| Set task |
Below are entries. Pull out all lines containing "scanners".

| Record list |
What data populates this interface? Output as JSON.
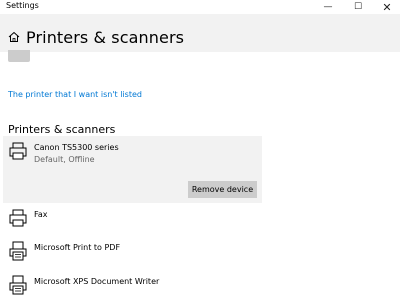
{
  "window": {
    "title": "Settings",
    "minimize_glyph": "—",
    "maximize_glyph": "☐",
    "close_glyph": "✕"
  },
  "header": {
    "title": "Printers & scanners",
    "home_icon": "home-icon"
  },
  "links": {
    "printer_not_listed": "The printer that I want isn't listed"
  },
  "section": {
    "title": "Printers & scanners"
  },
  "devices": [
    {
      "name": "Canon TS5300 series",
      "status": "Default, Offline",
      "icon": "printer-icon",
      "selected": true
    },
    {
      "name": "Fax",
      "status": "",
      "icon": "printer-icon",
      "selected": false
    },
    {
      "name": "Microsoft Print to PDF",
      "status": "",
      "icon": "printer-doc-icon",
      "selected": false
    },
    {
      "name": "Microsoft XPS Document Writer",
      "status": "",
      "icon": "printer-doc-icon",
      "selected": false
    }
  ],
  "buttons": {
    "remove_device": "Remove device"
  },
  "colors": {
    "accent_link": "#0078d4",
    "header_bg": "#f2f2f2",
    "selected_bg": "#f2f2f2",
    "button_bg": "#cccccc"
  }
}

| Output |
    "title": "Printers & scanners",
    "title": "Printers & scanners"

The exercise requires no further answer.